Data:
>> start

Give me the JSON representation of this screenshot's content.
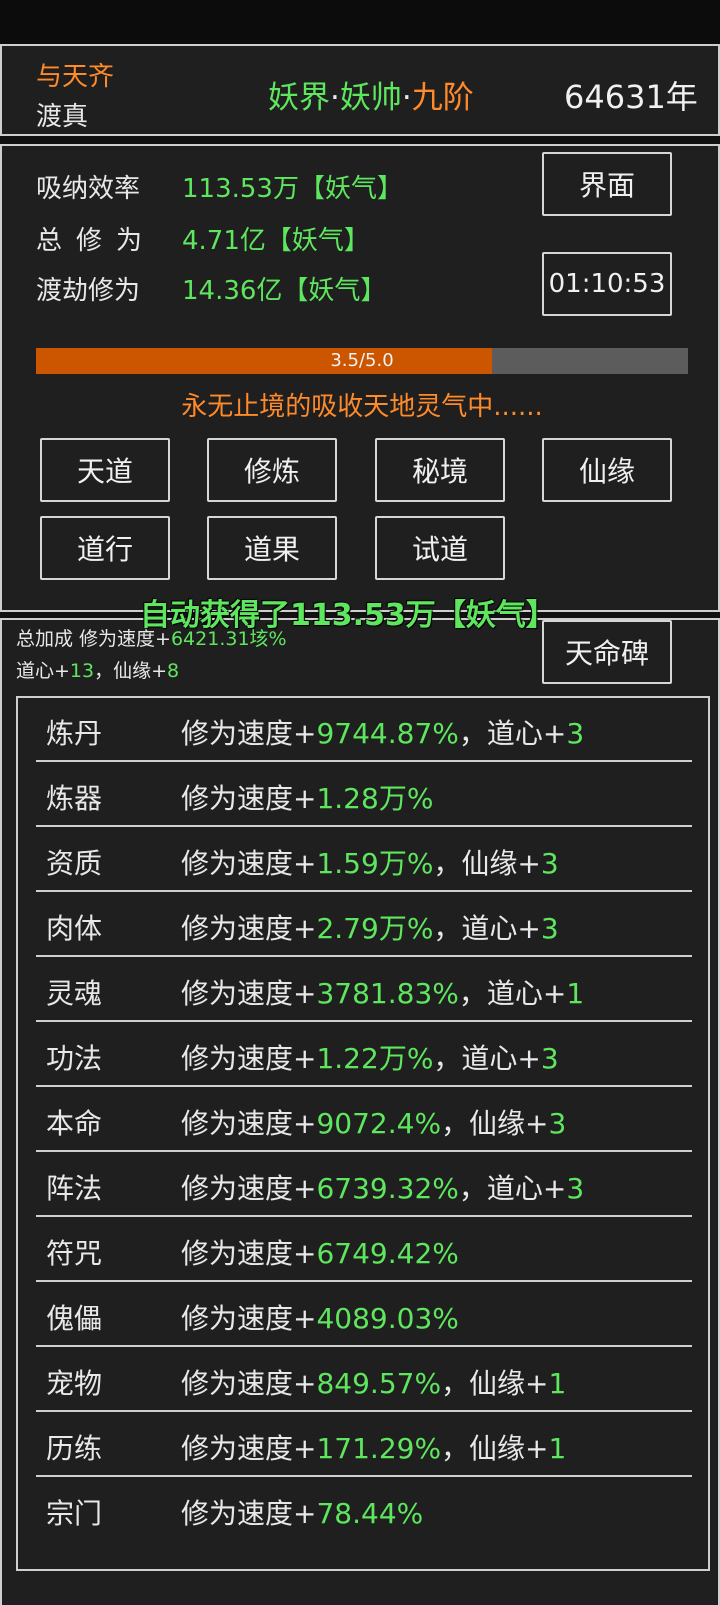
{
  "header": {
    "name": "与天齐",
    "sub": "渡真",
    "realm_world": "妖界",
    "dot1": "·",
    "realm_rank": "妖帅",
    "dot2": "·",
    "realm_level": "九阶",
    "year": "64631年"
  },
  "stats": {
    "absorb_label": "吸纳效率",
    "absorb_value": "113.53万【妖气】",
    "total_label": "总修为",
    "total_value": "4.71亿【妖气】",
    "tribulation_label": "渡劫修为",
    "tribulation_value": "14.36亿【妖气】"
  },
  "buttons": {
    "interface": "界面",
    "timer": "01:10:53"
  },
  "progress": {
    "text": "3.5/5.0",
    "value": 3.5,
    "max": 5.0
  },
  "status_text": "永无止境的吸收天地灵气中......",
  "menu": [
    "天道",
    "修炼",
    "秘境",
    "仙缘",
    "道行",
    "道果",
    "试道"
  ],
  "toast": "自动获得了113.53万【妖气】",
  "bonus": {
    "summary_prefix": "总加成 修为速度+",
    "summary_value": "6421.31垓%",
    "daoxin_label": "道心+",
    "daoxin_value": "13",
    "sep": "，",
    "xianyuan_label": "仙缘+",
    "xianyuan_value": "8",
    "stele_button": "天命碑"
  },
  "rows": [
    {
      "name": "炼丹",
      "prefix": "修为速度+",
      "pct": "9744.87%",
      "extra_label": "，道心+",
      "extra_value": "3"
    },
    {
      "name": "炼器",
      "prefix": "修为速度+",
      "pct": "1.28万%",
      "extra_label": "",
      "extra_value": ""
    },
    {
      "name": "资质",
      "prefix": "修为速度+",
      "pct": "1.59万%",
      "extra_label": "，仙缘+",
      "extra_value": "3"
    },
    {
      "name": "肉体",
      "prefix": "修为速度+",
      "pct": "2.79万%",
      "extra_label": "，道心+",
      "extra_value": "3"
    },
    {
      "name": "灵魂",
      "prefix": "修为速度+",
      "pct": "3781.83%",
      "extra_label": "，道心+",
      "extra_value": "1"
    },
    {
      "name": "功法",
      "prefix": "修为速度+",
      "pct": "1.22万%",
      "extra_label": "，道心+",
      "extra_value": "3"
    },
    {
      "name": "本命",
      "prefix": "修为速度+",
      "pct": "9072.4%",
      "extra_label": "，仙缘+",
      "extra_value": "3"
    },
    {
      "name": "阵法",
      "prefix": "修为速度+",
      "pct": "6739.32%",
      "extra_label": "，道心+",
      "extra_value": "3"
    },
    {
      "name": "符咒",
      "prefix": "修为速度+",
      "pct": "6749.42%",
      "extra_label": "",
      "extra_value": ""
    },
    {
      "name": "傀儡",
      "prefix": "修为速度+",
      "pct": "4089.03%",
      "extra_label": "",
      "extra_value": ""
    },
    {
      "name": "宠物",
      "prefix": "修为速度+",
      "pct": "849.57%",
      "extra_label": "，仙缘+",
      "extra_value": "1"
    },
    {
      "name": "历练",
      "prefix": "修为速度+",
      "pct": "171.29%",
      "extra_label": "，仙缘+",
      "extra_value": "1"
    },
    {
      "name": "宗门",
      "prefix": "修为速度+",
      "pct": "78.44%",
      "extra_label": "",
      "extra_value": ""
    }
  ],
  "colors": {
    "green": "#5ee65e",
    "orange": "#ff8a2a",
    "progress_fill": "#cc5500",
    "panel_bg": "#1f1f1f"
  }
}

>> end

What you should do: Your task is to retype all the entries exactly and leave out any pictures.

The output:
Give me the JSON representation of this screenshot's content.
{
  "header": {
    "name": "与天齐",
    "sub": "渡真",
    "realm_world": "妖界",
    "dot1": "·",
    "realm_rank": "妖帅",
    "dot2": "·",
    "realm_level": "九阶",
    "year": "64631年"
  },
  "stats": {
    "absorb_label": "吸纳效率",
    "absorb_value": "113.53万【妖气】",
    "total_label": "总修为",
    "total_value": "4.71亿【妖气】",
    "tribulation_label": "渡劫修为",
    "tribulation_value": "14.36亿【妖气】"
  },
  "buttons": {
    "interface": "界面",
    "timer": "01:10:53"
  },
  "progress": {
    "text": "3.5/5.0",
    "value": 3.5,
    "max": 5.0
  },
  "status_text": "永无止境的吸收天地灵气中......",
  "menu": [
    "天道",
    "修炼",
    "秘境",
    "仙缘",
    "道行",
    "道果",
    "试道"
  ],
  "toast": "自动获得了113.53万【妖气】",
  "bonus": {
    "summary_prefix": "总加成 修为速度+",
    "summary_value": "6421.31垓%",
    "daoxin_label": "道心+",
    "daoxin_value": "13",
    "sep": "，",
    "xianyuan_label": "仙缘+",
    "xianyuan_value": "8",
    "stele_button": "天命碑"
  },
  "rows": [
    {
      "name": "炼丹",
      "prefix": "修为速度+",
      "pct": "9744.87%",
      "extra_label": "，道心+",
      "extra_value": "3"
    },
    {
      "name": "炼器",
      "prefix": "修为速度+",
      "pct": "1.28万%",
      "extra_label": "",
      "extra_value": ""
    },
    {
      "name": "资质",
      "prefix": "修为速度+",
      "pct": "1.59万%",
      "extra_label": "，仙缘+",
      "extra_value": "3"
    },
    {
      "name": "肉体",
      "prefix": "修为速度+",
      "pct": "2.79万%",
      "extra_label": "，道心+",
      "extra_value": "3"
    },
    {
      "name": "灵魂",
      "prefix": "修为速度+",
      "pct": "3781.83%",
      "extra_label": "，道心+",
      "extra_value": "1"
    },
    {
      "name": "功法",
      "prefix": "修为速度+",
      "pct": "1.22万%",
      "extra_label": "，道心+",
      "extra_value": "3"
    },
    {
      "name": "本命",
      "prefix": "修为速度+",
      "pct": "9072.4%",
      "extra_label": "，仙缘+",
      "extra_value": "3"
    },
    {
      "name": "阵法",
      "prefix": "修为速度+",
      "pct": "6739.32%",
      "extra_label": "，道心+",
      "extra_value": "3"
    },
    {
      "name": "符咒",
      "prefix": "修为速度+",
      "pct": "6749.42%",
      "extra_label": "",
      "extra_value": ""
    },
    {
      "name": "傀儡",
      "prefix": "修为速度+",
      "pct": "4089.03%",
      "extra_label": "",
      "extra_value": ""
    },
    {
      "name": "宠物",
      "prefix": "修为速度+",
      "pct": "849.57%",
      "extra_label": "，仙缘+",
      "extra_value": "1"
    },
    {
      "name": "历练",
      "prefix": "修为速度+",
      "pct": "171.29%",
      "extra_label": "，仙缘+",
      "extra_value": "1"
    },
    {
      "name": "宗门",
      "prefix": "修为速度+",
      "pct": "78.44%",
      "extra_label": "",
      "extra_value": ""
    }
  ],
  "colors": {
    "green": "#5ee65e",
    "orange": "#ff8a2a",
    "progress_fill": "#cc5500",
    "panel_bg": "#1f1f1f"
  }
}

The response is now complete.